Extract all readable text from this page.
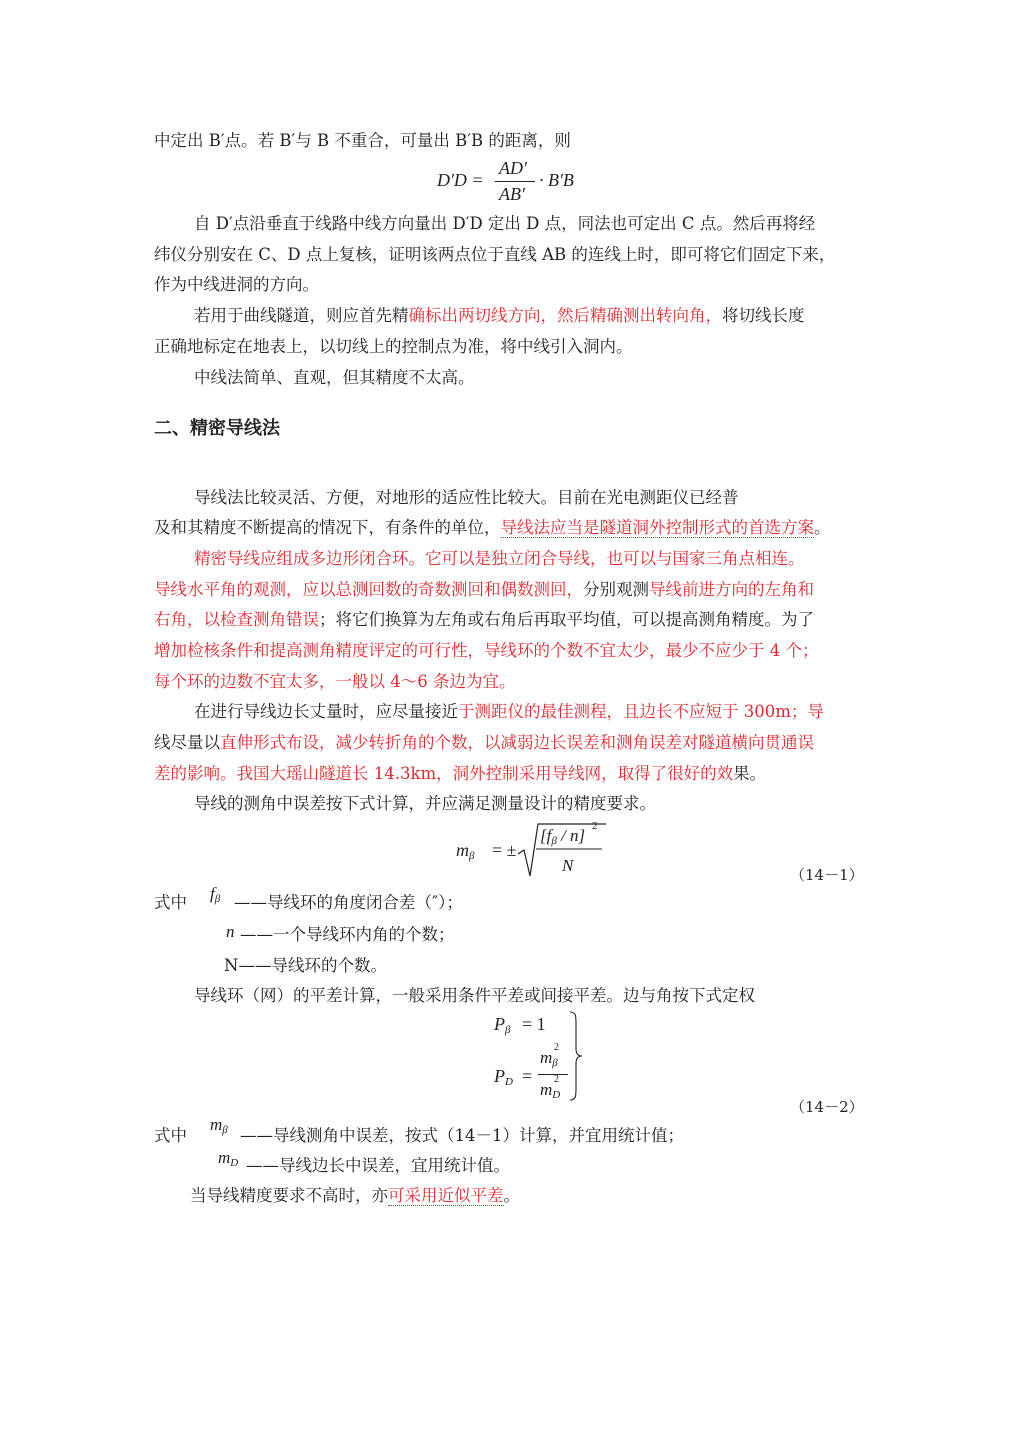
中定出 B′点。若 B′与 B 不重合，可量出 B′B 的距离，则
D′D =
AD′
AB′
· B′B
自 D′点沿垂直于线路中线方向量出 D′D 定出 D 点，同法也可定出 C 点。然后再将经
纬仪分别安在 C、D 点上复核，证明该两点位于直线 AB 的连线上时，即可将它们固定下来，
作为中线进洞的方向。
若用于曲线隧道，则应首先精确标出两切线方向，然后精确测出转向角，将切线长度
正确地标定在地表上，以切线上的控制点为准，将中线引入洞内。
中线法简单、直观，但其精度不太高。
二、精密导线法
导线法比较灵活、方便，对地形的适应性比较大。目前在光电测距仪已经普
及和其精度不断提高的情况下，有条件的单位，导线法应当是隧道洞外控制形式的首选方案。
精密导线应组成多边形闭合环。它可以是独立闭合导线，也可以与国家三角点相连。
导线水平角的观测，应以总测回数的奇数测回和偶数测回，分别观测导线前进方向的左角和
右角，以检查测角错误；将它们换算为左角或右角后再取平均值，可以提高测角精度。为了
增加检核条件和提高测角精度评定的可行性，导线环的个数不宜太少，最少不应少于 4 个；
每个环的边数不宜太多，一般以 4～6 条边为宜。
在进行导线边长丈量时，应尽量接近于测距仪的最佳测程，且边长不应短于 300m；导
线尽量以直伸形式布设，减少转折角的个数，以减弱边长误差和测角误差对隧道横向贯通误
差的影响。我国大瑶山隧道长 14.3km，洞外控制采用导线网，取得了很好的效果。
导线的测角中误差按下式计算，并应满足测量设计的精度要求。
$m_\beta$ = ±
$[f_\beta / n]$ 2
N	（14－1）
式中 $f_\beta$ ——导线环的角度闭合差（″）；
n ——一个导线环内角的个数；
N——导线环的个数。
导线环（网）的平差计算，一般采用条件平差或间接平差。边与角按下式定权
$P_\beta = 1$
$P_D$ =
$m_\beta$
2
$m_D$
2
（14－2）
式中
$m_\beta$ ——导线测角中误差，按式（14－1）计算，并宜用统计值；
$m_D$ ——导线边长中误差，宜用统计值。
当导线精度要求不高时，亦可采用近似平差。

——

- _Task prompt_
Each line of the material must be retyped exactly, except that images are omitted.

- _Written response_
Extract all readable text from this page.
中定出 B′点。若 B′与 B 不重合，可量出 B′B 的距离，则
D′D =
AD′
AB′
· B′B
自 D′点沿垂直于线路中线方向量出 D′D 定出 D 点，同法也可定出 C 点。然后再将经
纬仪分别安在 C、D 点上复核，证明该两点位于直线 AB 的连线上时，即可将它们固定下来，
作为中线进洞的方向。
若用于曲线隧道，则应首先精确标出两切线方向，然后精确测出转向角，将切线长度
正确地标定在地表上，以切线上的控制点为准，将中线引入洞内。
中线法简单、直观，但其精度不太高。
二、精密导线法
导线法比较灵活、方便，对地形的适应性比较大。目前在光电测距仪已经普
及和其精度不断提高的情况下，有条件的单位，导线法应当是隧道洞外控制形式的首选方案。
精密导线应组成多边形闭合环。它可以是独立闭合导线，也可以与国家三角点相连。
导线水平角的观测，应以总测回数的奇数测回和偶数测回，分别观测导线前进方向的左角和
右角，以检查测角错误；将它们换算为左角或右角后再取平均值，可以提高测角精度。为了
增加检核条件和提高测角精度评定的可行性，导线环的个数不宜太少，最少不应少于 4 个；
每个环的边数不宜太多，一般以 4～6 条边为宜。
在进行导线边长丈量时，应尽量接近于测距仪的最佳测程，且边长不应短于 300m；导
线尽量以直伸形式布设，减少转折角的个数，以减弱边长误差和测角误差对隧道横向贯通误
差的影响。我国大瑶山隧道长 14.3km，洞外控制采用导线网，取得了很好的效果。
导线的测角中误差按下式计算，并应满足测量设计的精度要求。
$m_\beta$ = ±
$[f_\beta / n]$ 2
N	（14－1）
式中 $f_\beta$ ——导线环的角度闭合差（″）；
n ——一个导线环内角的个数；
N——导线环的个数。
导线环（网）的平差计算，一般采用条件平差或间接平差。边与角按下式定权
$P_\beta = 1$
$P_D$ =
$m_\beta$
2
$m_D$
2
（14－2）
式中
$m_\beta$ ——导线测角中误差，按式（14－1）计算，并宜用统计值；
$m_D$ ——导线边长中误差，宜用统计值。
当导线精度要求不高时，亦可采用近似平差。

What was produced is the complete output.